** Begin Supplied entries **

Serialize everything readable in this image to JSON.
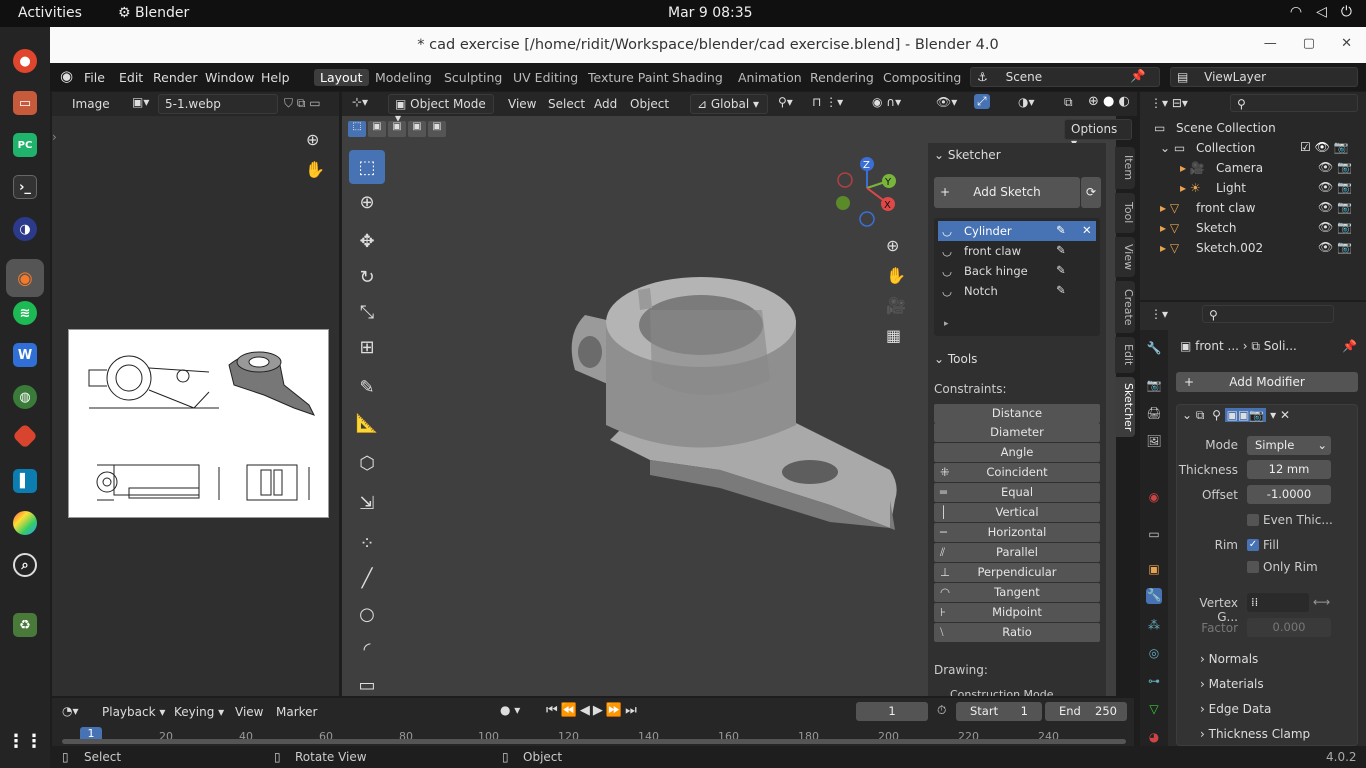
{
  "topbar": {
    "activities": "Activities",
    "app": "Blender",
    "clock": "Mar 9  08:35"
  },
  "window": {
    "title": "* cad exercise [/home/ridit/Workspace/blender/cad exercise.blend] - Blender 4.0"
  },
  "menu": {
    "items": [
      "File",
      "Edit",
      "Render",
      "Window",
      "Help"
    ]
  },
  "workspaces": [
    "Layout",
    "Modeling",
    "Sculpting",
    "UV Editing",
    "Texture Paint",
    "Shading",
    "Animation",
    "Rendering",
    "Compositing"
  ],
  "scene": {
    "name": "Scene",
    "viewlayer": "ViewLayer"
  },
  "image_editor": {
    "label": "Image",
    "filename": "5-1.webp"
  },
  "viewport": {
    "mode": "Object Mode",
    "menus": [
      "View",
      "Select",
      "Add",
      "Object"
    ],
    "orientation": "Global",
    "options": "Options"
  },
  "sketcher": {
    "header": "Sketcher",
    "add_sketch": "Add Sketch",
    "sketches": [
      "Cylinder",
      "front claw",
      "Back hinge",
      "Notch"
    ],
    "tools_header": "Tools",
    "constraints_label": "Constraints:",
    "constraints": [
      "Distance",
      "Diameter",
      "Angle",
      "Coincident",
      "Equal",
      "Vertical",
      "Horizontal",
      "Parallel",
      "Perpendicular",
      "Tangent",
      "Midpoint",
      "Ratio"
    ],
    "drawing_label": "Drawing:",
    "construction": "Construction Mode"
  },
  "ntabs": [
    "Item",
    "Tool",
    "View",
    "Create",
    "Edit",
    "Sketcher"
  ],
  "outliner": {
    "root": "Scene Collection",
    "items": [
      "Collection",
      "Camera",
      "Light",
      "front claw",
      "Sketch",
      "Sketch.002"
    ]
  },
  "properties": {
    "breadcrumb_obj": "front ...",
    "breadcrumb_mod": "Soli...",
    "add_modifier": "Add Modifier",
    "mode_label": "Mode",
    "mode": "Simple",
    "thickness_label": "Thickness",
    "thickness": "12 mm",
    "offset_label": "Offset",
    "offset": "-1.0000",
    "even_thickness": "Even Thic...",
    "rim_label": "Rim",
    "fill": "Fill",
    "only_rim": "Only Rim",
    "vertex_group_label": "Vertex G...",
    "factor_label": "Factor",
    "factor": "0.000",
    "sections": [
      "Normals",
      "Materials",
      "Edge Data",
      "Thickness Clamp"
    ]
  },
  "timeline": {
    "menus": [
      "Playback",
      "Keying",
      "View",
      "Marker"
    ],
    "current_frame": "1",
    "start_label": "Start",
    "start": "1",
    "end_label": "End",
    "end": "250",
    "ticks": [
      "20",
      "40",
      "60",
      "80",
      "100",
      "120",
      "140",
      "160",
      "180",
      "200",
      "220",
      "240"
    ],
    "playhead": "1"
  },
  "status": {
    "select": "Select",
    "rotate": "Rotate View",
    "object": "Object",
    "version": "4.0.2"
  },
  "colors": {
    "accent": "#4772b3",
    "viewport_bg": "#3f3f3f"
  }
}
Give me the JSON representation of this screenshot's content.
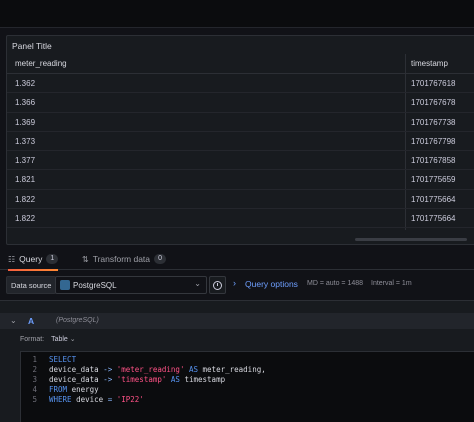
{
  "panel": {
    "title": "Panel Title",
    "columns": [
      "meter_reading",
      "timestamp"
    ],
    "rows": [
      [
        "1.362",
        "1701767618"
      ],
      [
        "1.366",
        "1701767678"
      ],
      [
        "1.369",
        "1701767738"
      ],
      [
        "1.373",
        "1701767798"
      ],
      [
        "1.377",
        "1701767858"
      ],
      [
        "1.821",
        "1701775659"
      ],
      [
        "1.822",
        "1701775664"
      ],
      [
        "1.822",
        "1701775664"
      ]
    ]
  },
  "tabs": [
    {
      "label": "Query",
      "count": "1",
      "icon": "database-icon"
    },
    {
      "label": "Transform data",
      "count": "0",
      "icon": "transform-icon"
    }
  ],
  "query_row": {
    "datasource_label": "Data source",
    "datasource_value": "PostgreSQL",
    "query_options": "Query options",
    "meta_md": "MD = auto = 1488",
    "meta_interval": "Interval = 1m"
  },
  "query": {
    "ref_id": "A",
    "datasource_name": "(PostgreSQL)",
    "format_label": "Format:",
    "format_value": "Table",
    "lines": [
      {
        "n": "1",
        "text": "SELECT"
      },
      {
        "n": "2",
        "text": "device_data -> 'meter_reading' AS meter_reading,"
      },
      {
        "n": "3",
        "text": "device_data -> 'timestamp' AS timestamp"
      },
      {
        "n": "4",
        "text": "FROM energy"
      },
      {
        "n": "5",
        "text": "WHERE device = 'IP22'"
      }
    ]
  },
  "colors": {
    "background": "#111217",
    "panel": "#181b1f",
    "accent_blue": "#6e9fff",
    "keyword": "#5794f2",
    "string": "#ff5286",
    "active_tab": "#ff8833"
  }
}
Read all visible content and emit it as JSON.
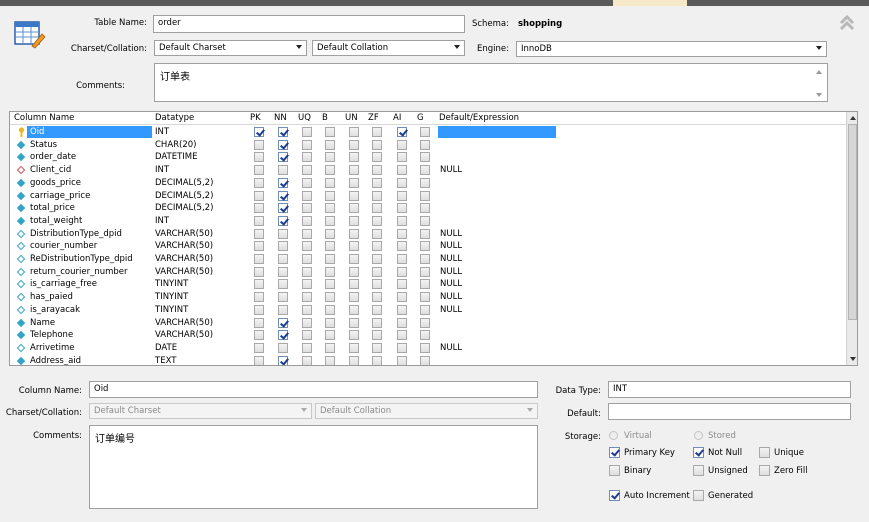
{
  "table": {
    "name_label": "Table Name:",
    "name_value": "order",
    "schema_label": "Schema:",
    "schema_value": "shopping",
    "charset_label": "Charset/Collation:",
    "charset_value": "Default Charset",
    "collation_value": "Default Collation",
    "engine_label": "Engine:",
    "engine_value": "InnoDB",
    "comments_label": "Comments:",
    "comments_value": "订单表"
  },
  "grid": {
    "headers": [
      "Column Name",
      "Datatype",
      "PK",
      "NN",
      "UQ",
      "B",
      "UN",
      "ZF",
      "AI",
      "G",
      "Default/Expression"
    ],
    "rows": [
      {
        "name": "Oid",
        "type": "INT",
        "icon": "key",
        "flags": [
          1,
          1,
          0,
          0,
          0,
          0,
          1,
          0
        ],
        "default": "",
        "selected": true
      },
      {
        "name": "Status",
        "type": "CHAR(20)",
        "icon": "blue",
        "flags": [
          0,
          1,
          0,
          0,
          0,
          0,
          0,
          0
        ],
        "default": ""
      },
      {
        "name": "order_date",
        "type": "DATETIME",
        "icon": "blue",
        "flags": [
          0,
          1,
          0,
          0,
          0,
          0,
          0,
          0
        ],
        "default": ""
      },
      {
        "name": "Client_cid",
        "type": "INT",
        "icon": "red",
        "flags": [
          0,
          0,
          0,
          0,
          0,
          0,
          0,
          0
        ],
        "default": "NULL"
      },
      {
        "name": "goods_price",
        "type": "DECIMAL(5,2)",
        "icon": "blue",
        "flags": [
          0,
          1,
          0,
          0,
          0,
          0,
          0,
          0
        ],
        "default": ""
      },
      {
        "name": "carriage_price",
        "type": "DECIMAL(5,2)",
        "icon": "blue",
        "flags": [
          0,
          1,
          0,
          0,
          0,
          0,
          0,
          0
        ],
        "default": ""
      },
      {
        "name": "total_price",
        "type": "DECIMAL(5,2)",
        "icon": "blue",
        "flags": [
          0,
          1,
          0,
          0,
          0,
          0,
          0,
          0
        ],
        "default": ""
      },
      {
        "name": "total_weight",
        "type": "INT",
        "icon": "blue",
        "flags": [
          0,
          1,
          0,
          0,
          0,
          0,
          0,
          0
        ],
        "default": ""
      },
      {
        "name": "DistributionType_dpid",
        "type": "VARCHAR(50)",
        "icon": "white",
        "flags": [
          0,
          0,
          0,
          0,
          0,
          0,
          0,
          0
        ],
        "default": "NULL"
      },
      {
        "name": "courier_number",
        "type": "VARCHAR(50)",
        "icon": "white",
        "flags": [
          0,
          0,
          0,
          0,
          0,
          0,
          0,
          0
        ],
        "default": "NULL"
      },
      {
        "name": "ReDistributionType_dpid",
        "type": "VARCHAR(50)",
        "icon": "white",
        "flags": [
          0,
          0,
          0,
          0,
          0,
          0,
          0,
          0
        ],
        "default": "NULL"
      },
      {
        "name": "return_courier_number",
        "type": "VARCHAR(50)",
        "icon": "white",
        "flags": [
          0,
          0,
          0,
          0,
          0,
          0,
          0,
          0
        ],
        "default": "NULL"
      },
      {
        "name": "is_carriage_free",
        "type": "TINYINT",
        "icon": "white",
        "flags": [
          0,
          0,
          0,
          0,
          0,
          0,
          0,
          0
        ],
        "default": "NULL"
      },
      {
        "name": "has_paied",
        "type": "TINYINT",
        "icon": "white",
        "flags": [
          0,
          0,
          0,
          0,
          0,
          0,
          0,
          0
        ],
        "default": "NULL"
      },
      {
        "name": "is_arayacak",
        "type": "TINYINT",
        "icon": "white",
        "flags": [
          0,
          0,
          0,
          0,
          0,
          0,
          0,
          0
        ],
        "default": "NULL"
      },
      {
        "name": "Name",
        "type": "VARCHAR(50)",
        "icon": "blue",
        "flags": [
          0,
          1,
          0,
          0,
          0,
          0,
          0,
          0
        ],
        "default": ""
      },
      {
        "name": "Telephone",
        "type": "VARCHAR(50)",
        "icon": "blue",
        "flags": [
          0,
          1,
          0,
          0,
          0,
          0,
          0,
          0
        ],
        "default": ""
      },
      {
        "name": "Arrivetime",
        "type": "DATE",
        "icon": "white",
        "flags": [
          0,
          0,
          0,
          0,
          0,
          0,
          0,
          0
        ],
        "default": "NULL"
      },
      {
        "name": "Address_aid",
        "type": "TEXT",
        "icon": "blue",
        "flags": [
          0,
          1,
          0,
          0,
          0,
          0,
          0,
          0
        ],
        "default": ""
      }
    ]
  },
  "column": {
    "name_label": "Column Name:",
    "name_value": "Oid",
    "charset_label": "Charset/Collation:",
    "charset_value": "Default Charset",
    "collation_value": "Default Collation",
    "comments_label": "Comments:",
    "comments_value": "订单编号",
    "datatype_label": "Data Type:",
    "datatype_value": "INT",
    "default_label": "Default:",
    "default_value": "",
    "storage_label": "Storage:",
    "virtual_label": "Virtual",
    "stored_label": "Stored",
    "primary_key_label": "Primary Key",
    "primary_key": true,
    "not_null_label": "Not Null",
    "not_null": true,
    "unique_label": "Unique",
    "unique": false,
    "binary_label": "Binary",
    "binary": false,
    "unsigned_label": "Unsigned",
    "unsigned": false,
    "zero_fill_label": "Zero Fill",
    "zero_fill": false,
    "auto_increment_label": "Auto Increment",
    "auto_increment": true,
    "generated_label": "Generated",
    "generated": false
  },
  "colors": {
    "selection": "#3399ff",
    "blue_icon": "#35a4c8",
    "red_icon": "#d05050",
    "key_icon": "#e8b820"
  }
}
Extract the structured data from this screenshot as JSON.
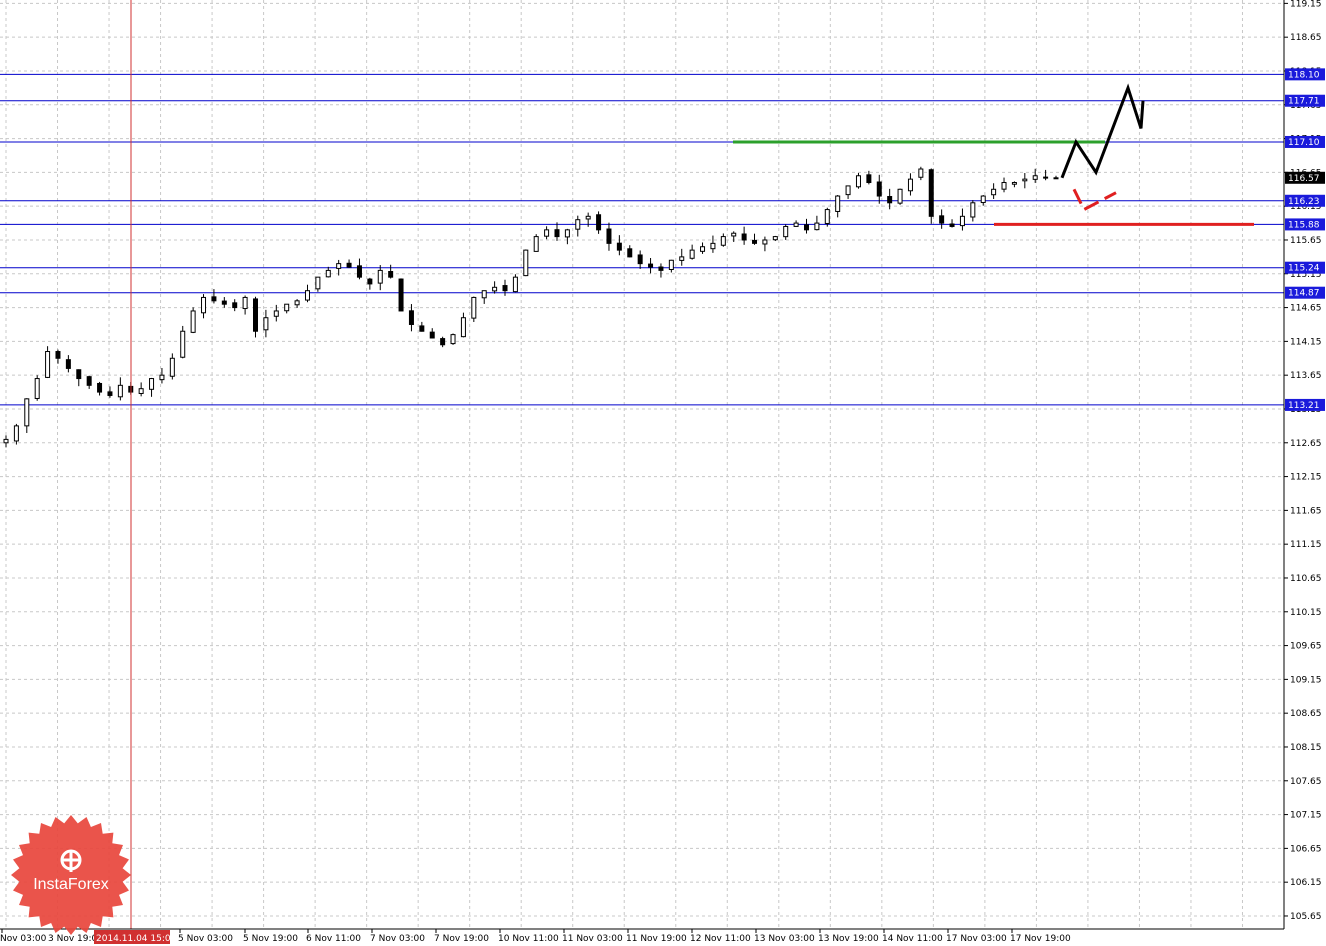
{
  "chart_data": {
    "type": "candlestick",
    "instrument_timeframe": "",
    "y_ticks": [
      "119.15",
      "118.65",
      "118.15",
      "117.65",
      "117.15",
      "116.65",
      "116.15",
      "115.65",
      "115.15",
      "114.65",
      "114.15",
      "113.65",
      "113.15",
      "112.65",
      "112.15",
      "111.65",
      "111.15",
      "110.65",
      "110.15",
      "109.65",
      "109.15",
      "108.65",
      "108.15",
      "107.65",
      "107.15",
      "106.65",
      "106.15",
      "105.65"
    ],
    "ylim": [
      105.55,
      119.2
    ],
    "x_ticks": [
      "Nov 03:00",
      "3 Nov 19:00",
      "5 Nov 03:00",
      "5 Nov 19:00",
      "6 Nov 11:00",
      "7 Nov 03:00",
      "7 Nov 19:00",
      "10 Nov 11:00",
      "11 Nov 03:00",
      "11 Nov 19:00",
      "12 Nov 11:00",
      "13 Nov 03:00",
      "13 Nov 19:00",
      "14 Nov 11:00",
      "17 Nov 03:00",
      "17 Nov 19:00"
    ],
    "cursor_time_label": "2014.11.04 15:00",
    "current_price": "116.57",
    "horizontal_levels": [
      {
        "label": "118.10",
        "value": 118.1,
        "color": "#0000cc"
      },
      {
        "label": "117.71",
        "value": 117.71,
        "color": "#0000cc"
      },
      {
        "label": "117.10",
        "value": 117.1,
        "color": "#0000cc"
      },
      {
        "label": "116.23",
        "value": 116.23,
        "color": "#0000cc"
      },
      {
        "label": "115.88",
        "value": 115.88,
        "color": "#0000cc"
      },
      {
        "label": "115.24",
        "value": 115.24,
        "color": "#0000cc"
      },
      {
        "label": "114.87",
        "value": 114.87,
        "color": "#0000cc"
      },
      {
        "label": "113.21",
        "value": 113.21,
        "color": "#0000cc"
      }
    ],
    "resistance_line": {
      "value": 117.1,
      "color": "#2ca02c"
    },
    "support_line": {
      "value": 115.88,
      "color": "#e02020"
    },
    "forecast_path_up": [
      116.57,
      117.1,
      116.65,
      117.9,
      117.3,
      117.71
    ],
    "forecast_path_alt": [
      116.4,
      116.1,
      116.35
    ],
    "price_series": [
      112.7,
      112.9,
      113.3,
      113.6,
      114.0,
      113.9,
      113.75,
      113.6,
      113.5,
      113.4,
      113.35,
      113.5,
      113.4,
      113.45,
      113.6,
      113.65,
      113.9,
      114.3,
      114.6,
      114.8,
      114.75,
      114.7,
      114.65,
      114.8,
      114.3,
      114.5,
      114.6,
      114.7,
      114.75,
      114.9,
      115.1,
      115.2,
      115.3,
      115.25,
      115.1,
      115.0,
      115.2,
      115.1,
      114.6,
      114.4,
      114.3,
      114.2,
      114.1,
      114.25,
      114.5,
      114.8,
      114.9,
      114.95,
      114.9,
      115.1,
      115.5,
      115.7,
      115.8,
      115.7,
      115.8,
      115.95,
      116.0,
      115.8,
      115.6,
      115.5,
      115.4,
      115.3,
      115.25,
      115.2,
      115.35,
      115.4,
      115.5,
      115.55,
      115.6,
      115.7,
      115.75,
      115.65,
      115.6,
      115.65,
      115.7,
      115.85,
      115.9,
      115.8,
      115.9,
      116.1,
      116.3,
      116.45,
      116.6,
      116.5,
      116.3,
      116.2,
      116.4,
      116.55,
      116.7,
      116.0,
      115.9,
      115.85,
      116.0,
      116.2,
      116.3,
      116.4,
      116.5,
      116.5,
      116.55,
      116.6,
      116.58,
      116.57
    ]
  },
  "branding": {
    "logo_name": "InstaForex"
  }
}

** End Supplied entries **

→ **Your goal**
Search the data for "this". Copy every matching line.

→ **Reply**
Serialize everything readable in this image to JSON.
Give me the JSON representation of this screenshot's content.
Extract the structured data from this screenshot as JSON.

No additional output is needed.